[Start]
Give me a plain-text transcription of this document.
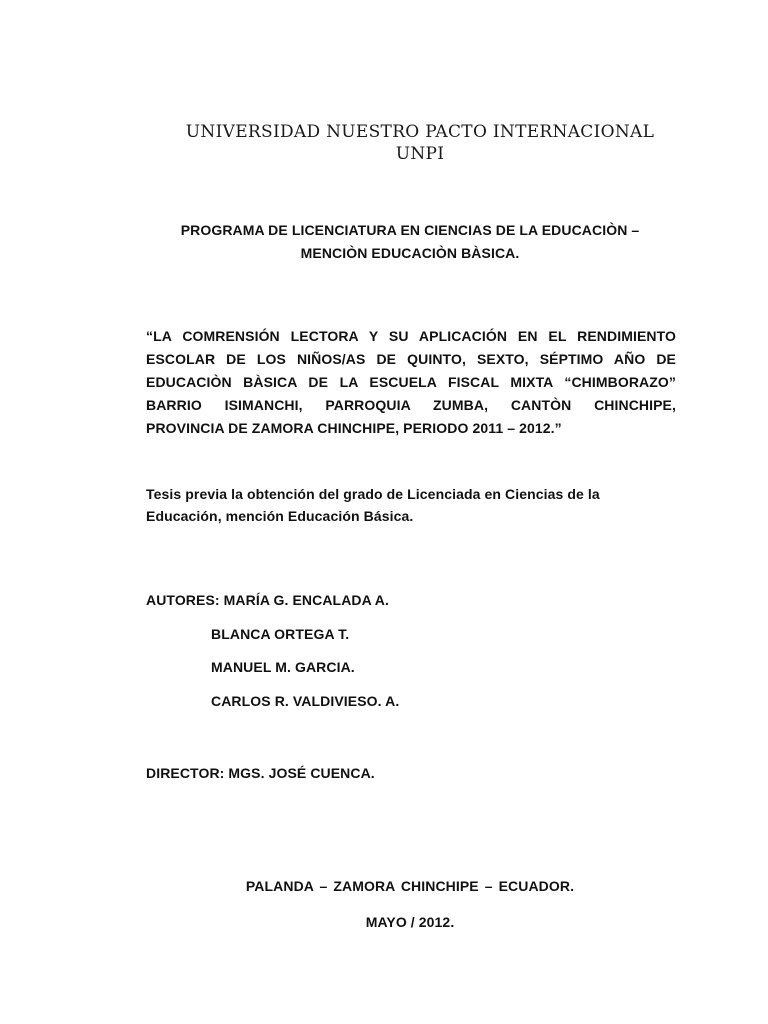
UNIVERSIDAD NUESTRO PACTO INTERNACIONAL
UNPI
PROGRAMA DE LICENCIATURA EN CIENCIAS DE LA EDUCACIÒN –
MENCIÒN EDUCACIÒN BÀSICA.
“LA COMRENSIÓN LECTORA Y SU APLICACIÓN EN EL RENDIMIENTO
ESCOLAR DE LOS NIÑOS/AS DE QUINTO, SEXTO, SÉPTIMO AÑO DE
EDUCACIÒN BÀSICA DE LA ESCUELA FISCAL MIXTA “CHIMBORAZO”
BARRIO ISIMANCHI, PARROQUIA ZUMBA, CANTÒN CHINCHIPE,
PROVINCIA DE ZAMORA CHINCHIPE, PERIODO 2011 – 2012.”
Tesis previa la obtención del grado de Licenciada en Ciencias de la
Educación, mención Educación Básica.
AUTORES: MARÍA G. ENCALADA A.
BLANCA ORTEGA T.
MANUEL M. GARCIA.
CARLOS R. VALDIVIESO. A.
DIRECTOR: MGS. JOSÉ CUENCA.
PALANDA – ZAMORA CHINCHIPE – ECUADOR.
MAYO / 2012.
[End]
GIVEN INSTRUCTION |
Can you restate all the records above word for word while dropping the pictures?

SOLUTION TO THIS TASK |
Give me a plain-text transcription of this document.
UNIVERSIDAD NUESTRO PACTO INTERNACIONAL
UNPI
PROGRAMA DE LICENCIATURA EN CIENCIAS DE LA EDUCACIÒN –
MENCIÒN EDUCACIÒN BÀSICA.
“LA COMRENSIÓN LECTORA Y SU APLICACIÓN EN EL RENDIMIENTO
ESCOLAR DE LOS NIÑOS/AS DE QUINTO, SEXTO, SÉPTIMO AÑO DE
EDUCACIÒN BÀSICA DE LA ESCUELA FISCAL MIXTA “CHIMBORAZO”
BARRIO ISIMANCHI, PARROQUIA ZUMBA, CANTÒN CHINCHIPE,
PROVINCIA DE ZAMORA CHINCHIPE, PERIODO 2011 – 2012.”
Tesis previa la obtención del grado de Licenciada en Ciencias de la
Educación, mención Educación Básica.
AUTORES: MARÍA G. ENCALADA A.
BLANCA ORTEGA T.
MANUEL M. GARCIA.
CARLOS R. VALDIVIESO. A.
DIRECTOR: MGS. JOSÉ CUENCA.
PALANDA – ZAMORA CHINCHIPE – ECUADOR.
MAYO / 2012.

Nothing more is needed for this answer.